> **Task to carry out**
Print each of the entries exactly, leaving nothing out.

> **Material supplied**
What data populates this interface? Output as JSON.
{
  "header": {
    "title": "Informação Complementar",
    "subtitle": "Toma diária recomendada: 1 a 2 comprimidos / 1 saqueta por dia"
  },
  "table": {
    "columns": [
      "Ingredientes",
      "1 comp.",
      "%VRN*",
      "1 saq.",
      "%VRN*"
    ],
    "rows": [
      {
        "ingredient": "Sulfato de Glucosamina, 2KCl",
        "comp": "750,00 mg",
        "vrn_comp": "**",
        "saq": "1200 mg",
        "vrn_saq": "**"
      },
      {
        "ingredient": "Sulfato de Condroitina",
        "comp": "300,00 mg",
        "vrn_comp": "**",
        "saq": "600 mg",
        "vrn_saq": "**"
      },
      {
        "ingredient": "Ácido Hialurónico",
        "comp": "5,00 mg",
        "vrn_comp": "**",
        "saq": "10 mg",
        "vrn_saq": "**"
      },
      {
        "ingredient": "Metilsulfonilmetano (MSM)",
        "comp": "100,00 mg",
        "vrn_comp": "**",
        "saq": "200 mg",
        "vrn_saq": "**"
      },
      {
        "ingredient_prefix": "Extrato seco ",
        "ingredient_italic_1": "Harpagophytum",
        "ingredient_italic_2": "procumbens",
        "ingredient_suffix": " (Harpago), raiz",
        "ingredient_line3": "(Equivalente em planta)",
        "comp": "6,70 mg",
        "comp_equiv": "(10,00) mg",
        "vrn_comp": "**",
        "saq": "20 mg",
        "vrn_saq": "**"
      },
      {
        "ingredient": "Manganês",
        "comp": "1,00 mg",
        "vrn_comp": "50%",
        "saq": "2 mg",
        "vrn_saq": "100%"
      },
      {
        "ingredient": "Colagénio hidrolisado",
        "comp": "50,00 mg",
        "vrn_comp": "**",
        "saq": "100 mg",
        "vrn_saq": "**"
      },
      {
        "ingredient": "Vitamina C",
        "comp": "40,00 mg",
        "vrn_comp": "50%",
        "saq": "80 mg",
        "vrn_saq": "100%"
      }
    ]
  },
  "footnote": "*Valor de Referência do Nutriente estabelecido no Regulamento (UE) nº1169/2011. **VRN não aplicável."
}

> **Problem solution**
What data populates this interface? Output as JSON.
{
  "header": {
    "title": "Informação Complementar",
    "subtitle": "Toma diária recomendada: 1 a 2 comprimidos / 1 saqueta por dia"
  },
  "table": {
    "columns": [
      "Ingredientes",
      "1 comp.",
      "%VRN*",
      "1 saq.",
      "%VRN*"
    ],
    "rows": [
      {
        "ingredient": "Sulfato de Glucosamina, 2KCl",
        "comp": "750,00 mg",
        "vrn_comp": "**",
        "saq": "1200 mg",
        "vrn_saq": "**"
      },
      {
        "ingredient": "Sulfato de Condroitina",
        "comp": "300,00 mg",
        "vrn_comp": "**",
        "saq": "600 mg",
        "vrn_saq": "**"
      },
      {
        "ingredient": "Ácido Hialurónico",
        "comp": "5,00 mg",
        "vrn_comp": "**",
        "saq": "10 mg",
        "vrn_saq": "**"
      },
      {
        "ingredient": "Metilsulfonilmetano (MSM)",
        "comp": "100,00 mg",
        "vrn_comp": "**",
        "saq": "200 mg",
        "vrn_saq": "**"
      },
      {
        "ingredient_prefix": "Extrato seco ",
        "ingredient_italic_1": "Harpagophytum",
        "ingredient_italic_2": "procumbens",
        "ingredient_suffix": " (Harpago), raiz",
        "ingredient_line3": "(Equivalente em planta)",
        "comp": "6,70 mg",
        "comp_equiv": "(10,00) mg",
        "vrn_comp": "**",
        "saq": "20 mg",
        "vrn_saq": "**"
      },
      {
        "ingredient": "Manganês",
        "comp": "1,00 mg",
        "vrn_comp": "50%",
        "saq": "2 mg",
        "vrn_saq": "100%"
      },
      {
        "ingredient": "Colagénio hidrolisado",
        "comp": "50,00 mg",
        "vrn_comp": "**",
        "saq": "100 mg",
        "vrn_saq": "**"
      },
      {
        "ingredient": "Vitamina C",
        "comp": "40,00 mg",
        "vrn_comp": "50%",
        "saq": "80 mg",
        "vrn_saq": "100%"
      }
    ]
  },
  "footnote": "*Valor de Referência do Nutriente estabelecido no Regulamento (UE) nº1169/2011. **VRN não aplicável."
}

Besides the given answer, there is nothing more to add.